Records from a data source:

%%

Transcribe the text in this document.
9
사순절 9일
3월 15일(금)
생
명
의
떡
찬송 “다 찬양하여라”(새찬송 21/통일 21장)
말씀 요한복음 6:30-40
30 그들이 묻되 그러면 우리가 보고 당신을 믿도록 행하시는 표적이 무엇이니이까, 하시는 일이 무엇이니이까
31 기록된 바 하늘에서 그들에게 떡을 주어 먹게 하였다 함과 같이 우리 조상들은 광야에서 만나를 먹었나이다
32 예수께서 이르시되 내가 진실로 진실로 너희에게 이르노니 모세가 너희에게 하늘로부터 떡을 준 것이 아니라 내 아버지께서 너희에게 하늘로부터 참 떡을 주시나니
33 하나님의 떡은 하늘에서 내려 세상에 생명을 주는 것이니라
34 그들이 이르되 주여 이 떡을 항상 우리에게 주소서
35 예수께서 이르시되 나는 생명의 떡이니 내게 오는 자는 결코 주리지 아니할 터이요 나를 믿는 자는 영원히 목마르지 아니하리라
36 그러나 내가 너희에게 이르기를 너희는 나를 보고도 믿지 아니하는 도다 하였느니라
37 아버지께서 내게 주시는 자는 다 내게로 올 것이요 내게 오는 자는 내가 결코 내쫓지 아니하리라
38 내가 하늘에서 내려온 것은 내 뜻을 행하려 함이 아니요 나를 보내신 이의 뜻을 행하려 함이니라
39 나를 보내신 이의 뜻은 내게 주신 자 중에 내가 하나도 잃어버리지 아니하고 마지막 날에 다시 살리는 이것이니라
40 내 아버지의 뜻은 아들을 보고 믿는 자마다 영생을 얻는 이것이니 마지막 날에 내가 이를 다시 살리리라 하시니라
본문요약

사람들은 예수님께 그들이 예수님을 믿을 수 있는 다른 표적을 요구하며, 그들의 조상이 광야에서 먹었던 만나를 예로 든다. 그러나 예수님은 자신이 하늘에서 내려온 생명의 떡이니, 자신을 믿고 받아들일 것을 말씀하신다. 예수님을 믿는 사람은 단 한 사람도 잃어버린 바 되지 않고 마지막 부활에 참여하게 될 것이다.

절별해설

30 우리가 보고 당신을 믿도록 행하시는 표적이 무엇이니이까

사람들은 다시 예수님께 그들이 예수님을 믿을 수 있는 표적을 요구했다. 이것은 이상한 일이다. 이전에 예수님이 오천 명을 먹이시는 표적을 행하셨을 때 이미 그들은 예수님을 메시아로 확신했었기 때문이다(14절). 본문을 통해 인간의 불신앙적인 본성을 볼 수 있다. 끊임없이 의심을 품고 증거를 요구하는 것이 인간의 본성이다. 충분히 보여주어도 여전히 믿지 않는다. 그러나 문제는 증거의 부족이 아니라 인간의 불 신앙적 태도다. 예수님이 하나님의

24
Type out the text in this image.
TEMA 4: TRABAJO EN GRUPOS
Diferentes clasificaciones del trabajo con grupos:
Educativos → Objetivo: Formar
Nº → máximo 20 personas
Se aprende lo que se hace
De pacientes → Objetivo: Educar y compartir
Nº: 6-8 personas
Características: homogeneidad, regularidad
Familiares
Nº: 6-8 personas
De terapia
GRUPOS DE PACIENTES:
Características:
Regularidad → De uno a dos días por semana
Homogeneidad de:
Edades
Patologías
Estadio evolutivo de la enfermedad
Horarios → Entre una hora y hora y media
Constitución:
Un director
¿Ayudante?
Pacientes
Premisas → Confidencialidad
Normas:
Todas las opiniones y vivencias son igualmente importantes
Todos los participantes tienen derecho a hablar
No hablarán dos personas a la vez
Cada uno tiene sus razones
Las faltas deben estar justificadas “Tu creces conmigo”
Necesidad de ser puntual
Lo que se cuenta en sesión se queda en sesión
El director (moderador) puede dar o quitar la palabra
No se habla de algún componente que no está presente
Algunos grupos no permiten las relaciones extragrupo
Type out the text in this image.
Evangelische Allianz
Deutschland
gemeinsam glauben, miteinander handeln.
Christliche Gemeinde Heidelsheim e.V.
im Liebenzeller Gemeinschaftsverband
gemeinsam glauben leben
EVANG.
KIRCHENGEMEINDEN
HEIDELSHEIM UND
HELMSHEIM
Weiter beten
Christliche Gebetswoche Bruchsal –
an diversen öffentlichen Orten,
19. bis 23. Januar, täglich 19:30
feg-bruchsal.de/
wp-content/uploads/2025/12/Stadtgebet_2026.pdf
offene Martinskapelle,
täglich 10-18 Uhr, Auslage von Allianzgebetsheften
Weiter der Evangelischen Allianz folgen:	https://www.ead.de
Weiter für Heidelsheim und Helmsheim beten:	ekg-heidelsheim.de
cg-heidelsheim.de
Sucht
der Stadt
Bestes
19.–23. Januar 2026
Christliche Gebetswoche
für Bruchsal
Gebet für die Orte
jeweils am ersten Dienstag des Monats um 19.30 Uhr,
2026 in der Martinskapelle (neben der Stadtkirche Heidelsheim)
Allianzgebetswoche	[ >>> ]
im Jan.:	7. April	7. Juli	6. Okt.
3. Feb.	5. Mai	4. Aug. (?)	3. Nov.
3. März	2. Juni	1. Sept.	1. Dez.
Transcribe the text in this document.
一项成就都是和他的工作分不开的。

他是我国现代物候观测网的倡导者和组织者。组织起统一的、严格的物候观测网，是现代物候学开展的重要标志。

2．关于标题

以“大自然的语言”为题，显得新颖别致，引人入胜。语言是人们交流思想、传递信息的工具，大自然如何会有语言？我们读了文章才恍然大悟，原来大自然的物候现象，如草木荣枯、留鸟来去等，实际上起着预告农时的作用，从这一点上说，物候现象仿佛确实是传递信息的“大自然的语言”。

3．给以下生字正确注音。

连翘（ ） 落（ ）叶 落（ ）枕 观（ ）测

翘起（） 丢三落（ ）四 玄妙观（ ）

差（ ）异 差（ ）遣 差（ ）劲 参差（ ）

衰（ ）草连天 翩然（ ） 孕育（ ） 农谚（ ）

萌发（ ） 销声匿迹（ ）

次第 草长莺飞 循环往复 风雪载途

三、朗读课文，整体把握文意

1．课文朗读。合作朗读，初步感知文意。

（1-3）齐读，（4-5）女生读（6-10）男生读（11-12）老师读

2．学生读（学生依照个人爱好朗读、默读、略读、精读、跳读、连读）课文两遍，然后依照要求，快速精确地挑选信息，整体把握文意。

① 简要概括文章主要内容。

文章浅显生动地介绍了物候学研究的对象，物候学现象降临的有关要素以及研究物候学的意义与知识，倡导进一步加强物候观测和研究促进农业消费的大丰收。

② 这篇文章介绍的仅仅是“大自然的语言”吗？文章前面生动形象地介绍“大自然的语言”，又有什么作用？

%%

Task instructions:
Reproduce the entire listing word for word.

Exercise result:
Transcribe the text in this document.
9
사순절 9일
3월 15일(금)
생
명
의
떡
찬송 “다 찬양하여라”(새찬송 21/통일 21장)
말씀 요한복음 6:30-40
30 그들이 묻되 그러면 우리가 보고 당신을 믿도록 행하시는 표적이 무엇이니이까, 하시는 일이 무엇이니이까
31 기록된 바 하늘에서 그들에게 떡을 주어 먹게 하였다 함과 같이 우리 조상들은 광야에서 만나를 먹었나이다
32 예수께서 이르시되 내가 진실로 진실로 너희에게 이르노니 모세가 너희에게 하늘로부터 떡을 준 것이 아니라 내 아버지께서 너희에게 하늘로부터 참 떡을 주시나니
33 하나님의 떡은 하늘에서 내려 세상에 생명을 주는 것이니라
34 그들이 이르되 주여 이 떡을 항상 우리에게 주소서
35 예수께서 이르시되 나는 생명의 떡이니 내게 오는 자는 결코 주리지 아니할 터이요 나를 믿는 자는 영원히 목마르지 아니하리라
36 그러나 내가 너희에게 이르기를 너희는 나를 보고도 믿지 아니하는 도다 하였느니라
37 아버지께서 내게 주시는 자는 다 내게로 올 것이요 내게 오는 자는 내가 결코 내쫓지 아니하리라
38 내가 하늘에서 내려온 것은 내 뜻을 행하려 함이 아니요 나를 보내신 이의 뜻을 행하려 함이니라
39 나를 보내신 이의 뜻은 내게 주신 자 중에 내가 하나도 잃어버리지 아니하고 마지막 날에 다시 살리는 이것이니라
40 내 아버지의 뜻은 아들을 보고 믿는 자마다 영생을 얻는 이것이니 마지막 날에 내가 이를 다시 살리리라 하시니라
본문요약

사람들은 예수님께 그들이 예수님을 믿을 수 있는 다른 표적을 요구하며, 그들의 조상이 광야에서 먹었던 만나를 예로 든다. 그러나 예수님은 자신이 하늘에서 내려온 생명의 떡이니, 자신을 믿고 받아들일 것을 말씀하신다. 예수님을 믿는 사람은 단 한 사람도 잃어버린 바 되지 않고 마지막 부활에 참여하게 될 것이다.

절별해설

30 우리가 보고 당신을 믿도록 행하시는 표적이 무엇이니이까

사람들은 다시 예수님께 그들이 예수님을 믿을 수 있는 표적을 요구했다. 이것은 이상한 일이다. 이전에 예수님이 오천 명을 먹이시는 표적을 행하셨을 때 이미 그들은 예수님을 메시아로 확신했었기 때문이다(14절). 본문을 통해 인간의 불신앙적인 본성을 볼 수 있다. 끊임없이 의심을 품고 증거를 요구하는 것이 인간의 본성이다. 충분히 보여주어도 여전히 믿지 않는다. 그러나 문제는 증거의 부족이 아니라 인간의 불 신앙적 태도다. 예수님이 하나님의

24
Type out the text in this image.
TEMA 4: TRABAJO EN GRUPOS
Diferentes clasificaciones del trabajo con grupos:
Educativos → Objetivo: Formar
Nº → máximo 20 personas
Se aprende lo que se hace
De pacientes → Objetivo: Educar y compartir
Nº: 6-8 personas
Características: homogeneidad, regularidad
Familiares
Nº: 6-8 personas
De terapia
GRUPOS DE PACIENTES:
Características:
Regularidad → De uno a dos días por semana
Homogeneidad de:
Edades
Patologías
Estadio evolutivo de la enfermedad
Horarios → Entre una hora y hora y media
Constitución:
Un director
¿Ayudante?
Pacientes
Premisas → Confidencialidad
Normas:
Todas las opiniones y vivencias son igualmente importantes
Todos los participantes tienen derecho a hablar
No hablarán dos personas a la vez
Cada uno tiene sus razones
Las faltas deben estar justificadas “Tu creces conmigo”
Necesidad de ser puntual
Lo que se cuenta en sesión se queda en sesión
El director (moderador) puede dar o quitar la palabra
No se habla de algún componente que no está presente
Algunos grupos no permiten las relaciones extragrupo
Type out the text in this image.
Evangelische Allianz
Deutschland
gemeinsam glauben, miteinander handeln.
Christliche Gemeinde Heidelsheim e.V.
im Liebenzeller Gemeinschaftsverband
gemeinsam glauben leben
EVANG.
KIRCHENGEMEINDEN
HEIDELSHEIM UND
HELMSHEIM
Weiter beten
Christliche Gebetswoche Bruchsal –
an diversen öffentlichen Orten,
19. bis 23. Januar, täglich 19:30
feg-bruchsal.de/
wp-content/uploads/2025/12/Stadtgebet_2026.pdf
offene Martinskapelle,
täglich 10-18 Uhr, Auslage von Allianzgebetsheften
Weiter der Evangelischen Allianz folgen:	https://www.ead.de
Weiter für Heidelsheim und Helmsheim beten:	ekg-heidelsheim.de
cg-heidelsheim.de
Sucht
der Stadt
Bestes
19.–23. Januar 2026
Christliche Gebetswoche
für Bruchsal
Gebet für die Orte
jeweils am ersten Dienstag des Monats um 19.30 Uhr,
2026 in der Martinskapelle (neben der Stadtkirche Heidelsheim)
Allianzgebetswoche	[ >>> ]
im Jan.:	7. April	7. Juli	6. Okt.
3. Feb.	5. Mai	4. Aug. (?)	3. Nov.
3. März	2. Juni	1. Sept.	1. Dez.
Transcribe the text in this document.
一项成就都是和他的工作分不开的。

他是我国现代物候观测网的倡导者和组织者。组织起统一的、严格的物候观测网，是现代物候学开展的重要标志。

2．关于标题

以“大自然的语言”为题，显得新颖别致，引人入胜。语言是人们交流思想、传递信息的工具，大自然如何会有语言？我们读了文章才恍然大悟，原来大自然的物候现象，如草木荣枯、留鸟来去等，实际上起着预告农时的作用，从这一点上说，物候现象仿佛确实是传递信息的“大自然的语言”。

3．给以下生字正确注音。

连翘（ ） 落（ ）叶 落（ ）枕 观（ ）测

翘起（） 丢三落（ ）四 玄妙观（ ）

差（ ）异 差（ ）遣 差（ ）劲 参差（ ）

衰（ ）草连天 翩然（ ） 孕育（ ） 农谚（ ）

萌发（ ） 销声匿迹（ ）

次第 草长莺飞 循环往复 风雪载途

三、朗读课文，整体把握文意

1．课文朗读。合作朗读，初步感知文意。

（1-3）齐读，（4-5）女生读（6-10）男生读（11-12）老师读

2．学生读（学生依照个人爱好朗读、默读、略读、精读、跳读、连读）课文两遍，然后依照要求，快速精确地挑选信息，整体把握文意。

① 简要概括文章主要内容。

文章浅显生动地介绍了物候学研究的对象，物候学现象降临的有关要素以及研究物候学的意义与知识，倡导进一步加强物候观测和研究促进农业消费的大丰收。

② 这篇文章介绍的仅仅是“大自然的语言”吗？文章前面生动形象地介绍“大自然的语言”，又有什么作用？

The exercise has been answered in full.